Dataset entries
----
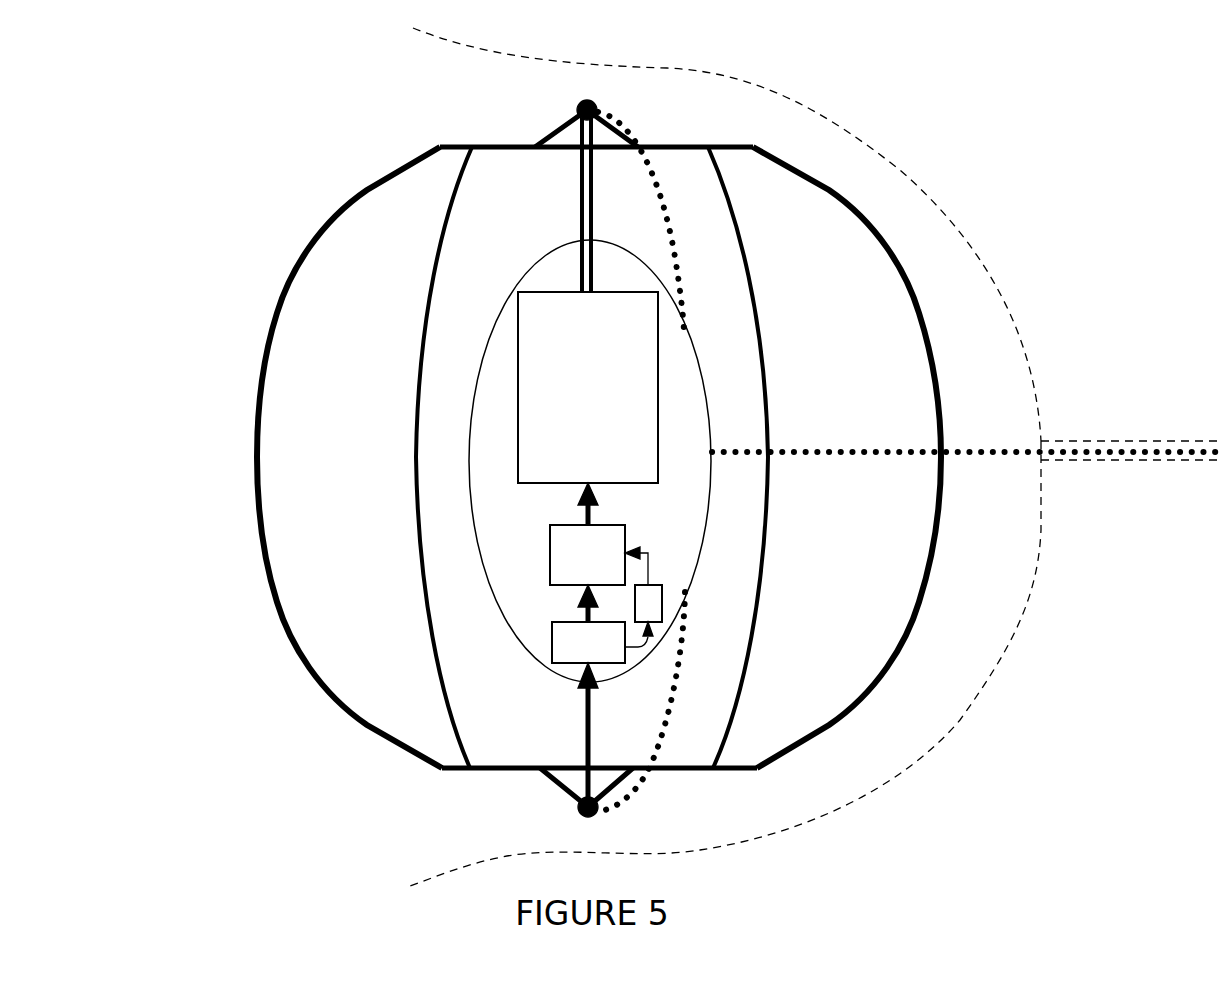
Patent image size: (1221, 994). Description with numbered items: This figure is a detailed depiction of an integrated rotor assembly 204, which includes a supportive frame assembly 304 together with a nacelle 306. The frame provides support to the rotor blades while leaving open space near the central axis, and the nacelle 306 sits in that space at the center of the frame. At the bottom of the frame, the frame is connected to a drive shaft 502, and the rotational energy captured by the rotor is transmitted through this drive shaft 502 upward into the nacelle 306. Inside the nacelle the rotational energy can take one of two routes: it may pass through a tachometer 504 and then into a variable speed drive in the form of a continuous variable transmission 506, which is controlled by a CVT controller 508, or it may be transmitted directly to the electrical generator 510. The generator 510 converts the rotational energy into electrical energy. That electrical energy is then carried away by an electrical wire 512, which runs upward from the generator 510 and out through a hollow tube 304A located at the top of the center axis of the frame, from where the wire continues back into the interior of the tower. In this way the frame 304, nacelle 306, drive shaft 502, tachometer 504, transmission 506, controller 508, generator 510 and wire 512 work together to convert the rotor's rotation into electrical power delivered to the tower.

The rotor assembly 204 is at (197, 141).
The supportive frame assembly 304 is at (263, 365).
The hollow tube in the top of the center axis of the frame 304A is at (580, 205).
The nacelle 306 is at (700, 377).
The drive shaft 502 is at (586, 728).
The tachometer 504 is at (625, 665).
The continuous variable transmission 506 is at (550, 567).
The CVT controller 508 is at (662, 605).
The electrical generator 510 is at (518, 356).
The electrical wire 512 is at (592, 227).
----
**Written instruction:**
Recast all of the data above as a two-column CSV with the headers description and locations, one row per block, putting each value in a single quoted field and replacing line breaks with spaces. Leave the pictures out.

**Task result:**
description,locations
"Patent image size: (1221, 994). Description with numbered items: This figure is a detailed depiction of an integrated rotor assembly 204, which includes a supportive frame assembly 304 together with a nacelle 306. The frame provides support to the rotor blades while leaving open space near the central axis, and the nacelle 306 sits in that space at the center of the frame. At the bottom of the frame, the frame is connected to a drive shaft 502, and the rotational energy captured by the rotor is transmitted through this drive shaft 502 upward into the nacelle 306. Inside the nacelle the rotational energy can take one of two routes: it may pass through a tachometer 504 and then into a variable speed drive in the form of a continuous variable transmission 506, which is controlled by a CVT controller 508, or it may be transmitted directly to the electrical generator 510. The generator 510 converts the rotational energy into electrical energy. That electrical energy is then carried away by an electrical wire 512, which runs upward from the generator 510 and out through a hollow tube 304A located at the top of the center axis of the frame, from where the wire continues back into the interior of the tower. In this way the frame 304, nacelle 306, drive shaft 502, tachometer 504, transmission 506, controller 508, generator 510 and wire 512 work together to convert the rotor's rotation into electrical power delivered to the tower.","The rotor assembly 204 is at (197, 141). The supportive frame assembly 304 is at (263, 365). The hollow tube in the top of the center axis of the frame 304A is at (580, 205). The nacelle 306 is at (700, 377). The drive shaft 502 is at (586, 728). The tachometer 504 is at (625, 665). The continuous variable transmission 506 is at (550, 567). The CVT controller 508 is at (662, 605). The electrical generator 510 is at (518, 356). The electrical wire 512 is at (592, 227)."